__Your objective__
Format every line of each item as a JSON list of strings, one string per line, leaving out blank lines and pictures.

__Dataset records__
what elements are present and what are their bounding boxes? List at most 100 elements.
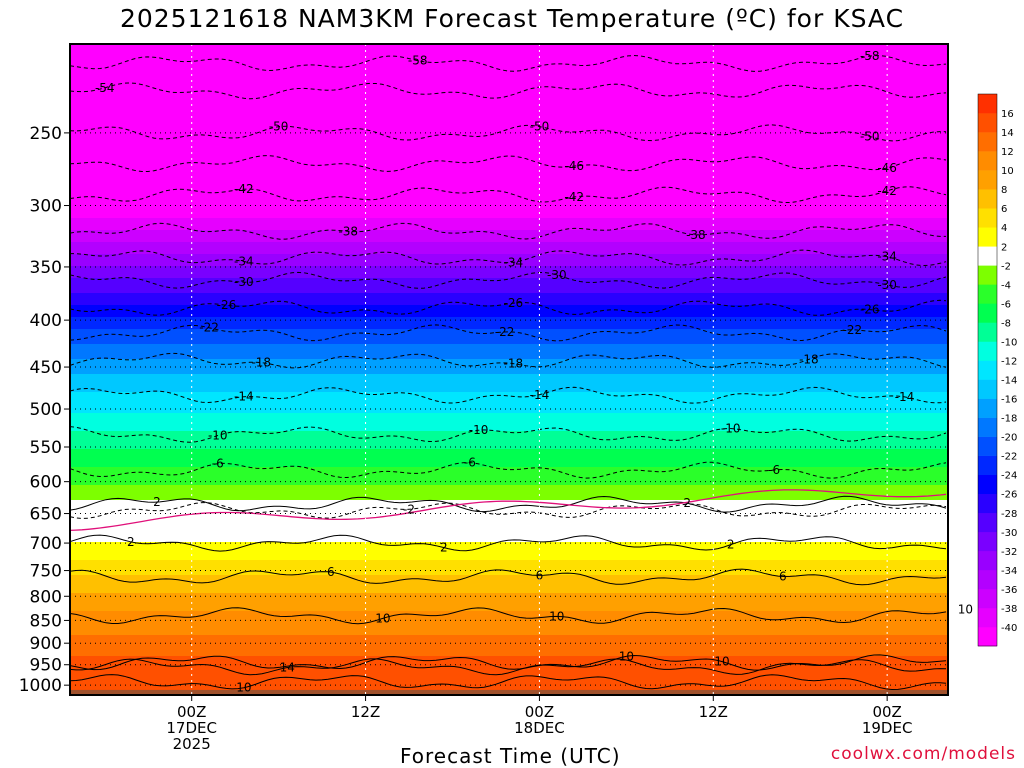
colorbar-swatch bbox=[978, 493, 997, 514]
y-tick-label: 350 bbox=[30, 258, 62, 278]
temperature-band bbox=[70, 233, 948, 237]
colorbar-label: -38 bbox=[1001, 604, 1017, 615]
colorbar-swatch bbox=[978, 398, 997, 418]
temperature-band bbox=[70, 635, 948, 639]
temperature-band bbox=[70, 182, 948, 186]
temperature-band bbox=[70, 572, 948, 576]
temperature-band bbox=[70, 335, 948, 339]
temperature-band bbox=[70, 113, 948, 117]
x-tick-label: 00Z bbox=[177, 703, 206, 721]
isotherm-line bbox=[70, 186, 947, 203]
temperature-band bbox=[70, 383, 948, 387]
contour-label: -10 bbox=[469, 423, 489, 437]
colorbar-label: -22 bbox=[1001, 452, 1017, 463]
isotherm-line bbox=[70, 534, 947, 552]
temperature-fill bbox=[70, 44, 948, 695]
temperature-band bbox=[70, 614, 948, 618]
x-tick-label: 17DEC bbox=[166, 719, 217, 737]
temperature-band bbox=[70, 620, 948, 624]
colorbar-swatch bbox=[978, 341, 997, 361]
contour-label: -26 bbox=[504, 296, 524, 310]
isotherm-line bbox=[70, 82, 947, 100]
contour-label: -34 bbox=[877, 250, 897, 264]
temperature-band bbox=[70, 209, 948, 213]
temperature-band bbox=[70, 353, 948, 357]
colorbar-label: -2 bbox=[1001, 261, 1011, 272]
y-tick-label: 650 bbox=[30, 505, 62, 525]
temperature-band bbox=[70, 605, 948, 609]
temperature-band bbox=[70, 89, 948, 93]
temperature-band bbox=[70, 185, 948, 189]
temperature-band bbox=[70, 587, 948, 591]
temperature-band bbox=[70, 287, 948, 291]
colorbar-swatch bbox=[978, 303, 997, 323]
colorbar-swatch bbox=[978, 246, 997, 266]
freezing-line bbox=[70, 489, 947, 532]
isotherm-line bbox=[70, 155, 947, 172]
colorbar-swatch bbox=[978, 322, 997, 342]
temperature-band bbox=[70, 242, 948, 246]
colorbar-label: 8 bbox=[1001, 185, 1007, 196]
contour-label: -10 bbox=[721, 422, 741, 436]
contour-label: -6 bbox=[464, 456, 476, 470]
temperature-band bbox=[70, 74, 948, 78]
contour-label: -18 bbox=[504, 357, 524, 371]
temperature-band bbox=[70, 365, 948, 369]
colorbar-swatch bbox=[978, 512, 997, 533]
temperature-band bbox=[70, 515, 948, 519]
y-tick-label: 750 bbox=[30, 562, 62, 582]
colorbar-label: 12 bbox=[1001, 147, 1014, 158]
temperature-band bbox=[70, 530, 948, 534]
contour-label: -54 bbox=[95, 81, 115, 95]
temperature-band bbox=[70, 416, 948, 420]
temperature-band bbox=[70, 194, 948, 198]
temperature-band bbox=[70, 485, 948, 489]
temperature-band bbox=[70, 344, 948, 348]
temperature-band bbox=[70, 386, 948, 390]
colorbar-swatch bbox=[978, 170, 997, 190]
contour-label: -14 bbox=[234, 390, 254, 404]
contour-label: 2 bbox=[727, 538, 735, 552]
temperature-band bbox=[70, 128, 948, 132]
temperature-band bbox=[70, 347, 948, 351]
x-axis-label: Forecast Time (UTC) bbox=[400, 744, 621, 768]
temperature-band bbox=[70, 308, 948, 312]
colorbar-label: 10 bbox=[1001, 166, 1014, 177]
colorbar-label: -18 bbox=[1001, 414, 1017, 425]
temperature-band bbox=[70, 458, 948, 462]
contour-label: -38 bbox=[338, 224, 358, 238]
y-tick-label: 950 bbox=[30, 656, 62, 676]
temperature-band bbox=[70, 548, 948, 552]
x-tick-label: 2025 bbox=[173, 735, 211, 753]
temperature-band bbox=[70, 296, 948, 300]
temperature-band bbox=[70, 431, 948, 435]
y-tick-label: 900 bbox=[30, 634, 62, 654]
temperature-band bbox=[70, 398, 948, 402]
temperature-band bbox=[70, 47, 948, 51]
temperature-band bbox=[70, 176, 948, 180]
temperature-band bbox=[70, 107, 948, 111]
contour-label: -50 bbox=[530, 120, 550, 134]
temperature-band bbox=[70, 464, 948, 468]
y-tick-label: 850 bbox=[30, 611, 62, 631]
colorbar-label: -10 bbox=[1001, 337, 1017, 348]
credit-link[interactable]: coolwx.com/models bbox=[830, 744, 1016, 764]
colorbar-swatch bbox=[978, 265, 997, 285]
contour-label: 2 bbox=[153, 495, 161, 509]
temperature-band bbox=[70, 677, 948, 681]
temperature-band bbox=[70, 626, 948, 630]
temperature-band bbox=[70, 542, 948, 546]
temperature-band bbox=[70, 434, 948, 438]
temperature-band bbox=[70, 293, 948, 297]
colorbar-swatch bbox=[978, 588, 997, 609]
temperature-band bbox=[70, 311, 948, 315]
temperature-band bbox=[70, 197, 948, 201]
temperature-band bbox=[70, 512, 948, 516]
temperature-band bbox=[70, 260, 948, 264]
temperature-band bbox=[70, 203, 948, 207]
x-tick-label: 19DEC bbox=[862, 719, 913, 737]
temperature-band bbox=[70, 638, 948, 642]
temperature-band bbox=[70, 59, 948, 63]
temperature-band bbox=[70, 95, 948, 99]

__Solution for this problem__
[
  "what elements are present and what are their bounding boxes? List at most 100 elements.",
  "colorbar-swatch bbox=[978, 493, 997, 514]",
  "y-tick-label: 350 bbox=[30, 258, 62, 278]",
  "temperature-band bbox=[70, 233, 948, 237]",
  "colorbar-label: -38 bbox=[1001, 604, 1017, 615]",
  "colorbar-swatch bbox=[978, 398, 997, 418]",
  "temperature-band bbox=[70, 635, 948, 639]",
  "temperature-band bbox=[70, 182, 948, 186]",
  "temperature-band bbox=[70, 572, 948, 576]",
  "temperature-band bbox=[70, 335, 948, 339]",
  "temperature-band bbox=[70, 113, 948, 117]",
  "x-tick-label: 00Z bbox=[177, 703, 206, 721]",
  "isotherm-line bbox=[70, 186, 947, 203]",
  "temperature-band bbox=[70, 383, 948, 387]",
  "contour-label: -10 bbox=[469, 423, 489, 437]",
  "colorbar-label: -22 bbox=[1001, 452, 1017, 463]",
  "isotherm-line bbox=[70, 534, 947, 552]",
  "temperature-fill bbox=[70, 44, 948, 695]",
  "temperature-band bbox=[70, 614, 948, 618]",
  "x-tick-label: 17DEC bbox=[166, 719, 217, 737]",
  "temperature-band bbox=[70, 620, 948, 624]",
  "colorbar-swatch bbox=[978, 341, 997, 361]",
  "contour-label: -26 bbox=[504, 296, 524, 310]",
  "isotherm-line bbox=[70, 82, 947, 100]",
  "contour-label: -34 bbox=[877, 250, 897, 264]",
  "temperature-band bbox=[70, 209, 948, 213]",
  "temperature-band bbox=[70, 353, 948, 357]",
  "colorbar-label: -2 bbox=[1001, 261, 1011, 272]",
  "y-tick-label: 650 bbox=[30, 505, 62, 525]",
  "temperature-band bbox=[70, 605, 948, 609]",
  "temperature-band bbox=[70, 89, 948, 93]",
  "temperature-band bbox=[70, 185, 948, 189]",
  "temperature-band bbox=[70, 587, 948, 591]",
  "temperature-band bbox=[70, 287, 948, 291]",
  "colorbar-swatch bbox=[978, 303, 997, 323]",
  "colorbar-swatch bbox=[978, 246, 997, 266]",
  "freezing-line bbox=[70, 489, 947, 532]",
  "isotherm-line bbox=[70, 155, 947, 172]",
  "colorbar-swatch bbox=[978, 322, 997, 342]",
  "temperature-band bbox=[70, 242, 948, 246]",
  "colorbar-label: 8 bbox=[1001, 185, 1007, 196]",
  "contour-label: -10 bbox=[721, 422, 741, 436]",
  "contour-label: -6 bbox=[464, 456, 476, 470]",
  "temperature-band bbox=[70, 74, 948, 78]",
  "contour-label: -18 bbox=[504, 357, 524, 371]",
  "temperature-band bbox=[70, 365, 948, 369]",
  "colorbar-swatch bbox=[978, 512, 997, 533]",
  "temperature-band bbox=[70, 515, 948, 519]",
  "y-tick-label: 750 bbox=[30, 562, 62, 582]",
  "colorbar-label: 12 bbox=[1001, 147, 1014, 158]",
  "temperature-band bbox=[70, 530, 948, 534]",
  "contour-label: -54 bbox=[95, 81, 115, 95]",
  "temperature-band bbox=[70, 416, 948, 420]",
  "temperature-band bbox=[70, 194, 948, 198]",
  "temperature-band bbox=[70, 485, 948, 489]",
  "temperature-band bbox=[70, 344, 948, 348]",
  "temperature-band bbox=[70, 386, 948, 390]",
  "colorbar-swatch bbox=[978, 170, 997, 190]",
  "contour-label: -14 bbox=[234, 390, 254, 404]",
  "contour-label: 2 bbox=[727, 538, 735, 552]",
  "temperature-band bbox=[70, 128, 948, 132]",
  "temperature-band bbox=[70, 347, 948, 351]",
  "x-axis-label: Forecast Time (UTC) bbox=[400, 744, 621, 768]",
  "temperature-band bbox=[70, 308, 948, 312]",
  "colorbar-label: 10 bbox=[1001, 166, 1014, 177]",
  "colorbar-label: -18 bbox=[1001, 414, 1017, 425]",
  "temperature-band bbox=[70, 458, 948, 462]",
  "contour-label: -38 bbox=[338, 224, 358, 238]",
  "y-tick-label: 950 bbox=[30, 656, 62, 676]",
  "temperature-band bbox=[70, 548, 948, 552]",
  "x-tick-label: 2025 bbox=[173, 735, 211, 753]",
  "temperature-band bbox=[70, 296, 948, 300]",
  "temperature-band bbox=[70, 431, 948, 435]",
  "y-tick-label: 900 bbox=[30, 634, 62, 654]",
  "temperature-band bbox=[70, 398, 948, 402]",
  "temperature-band bbox=[70, 47, 948, 51]",
  "temperature-band bbox=[70, 176, 948, 180]",
  "temperature-band bbox=[70, 107, 948, 111]",
  "contour-label: -50 bbox=[530, 120, 550, 134]",
  "temperature-band bbox=[70, 464, 948, 468]",
  "y-tick-label: 850 bbox=[30, 611, 62, 631]",
  "colorbar-label: -10 bbox=[1001, 337, 1017, 348]",
  "credit-link[interactable]: coolwx.com/models bbox=[830, 744, 1016, 764]",
  "colorbar-swatch bbox=[978, 265, 997, 285]",
  "contour-label: 2 bbox=[153, 495, 161, 509]",
  "temperature-band bbox=[70, 677, 948, 681]",
  "temperature-band bbox=[70, 626, 948, 630]",
  "temperature-band bbox=[70, 542, 948, 546]",
  "temperature-band bbox=[70, 434, 948, 438]",
  "temperature-band bbox=[70, 293, 948, 297]",
  "colorbar-swatch bbox=[978, 588, 997, 609]",
  "temperature-band bbox=[70, 311, 948, 315]",
  "temperature-band bbox=[70, 197, 948, 201]",
  "temperature-band bbox=[70, 512, 948, 516]",
  "temperature-band bbox=[70, 260, 948, 264]",
  "temperature-band bbox=[70, 203, 948, 207]",
  "x-tick-label: 19DEC bbox=[862, 719, 913, 737]",
  "temperature-band bbox=[70, 638, 948, 642]",
  "temperature-band bbox=[70, 59, 948, 63]",
  "temperature-band bbox=[70, 95, 948, 99]"
]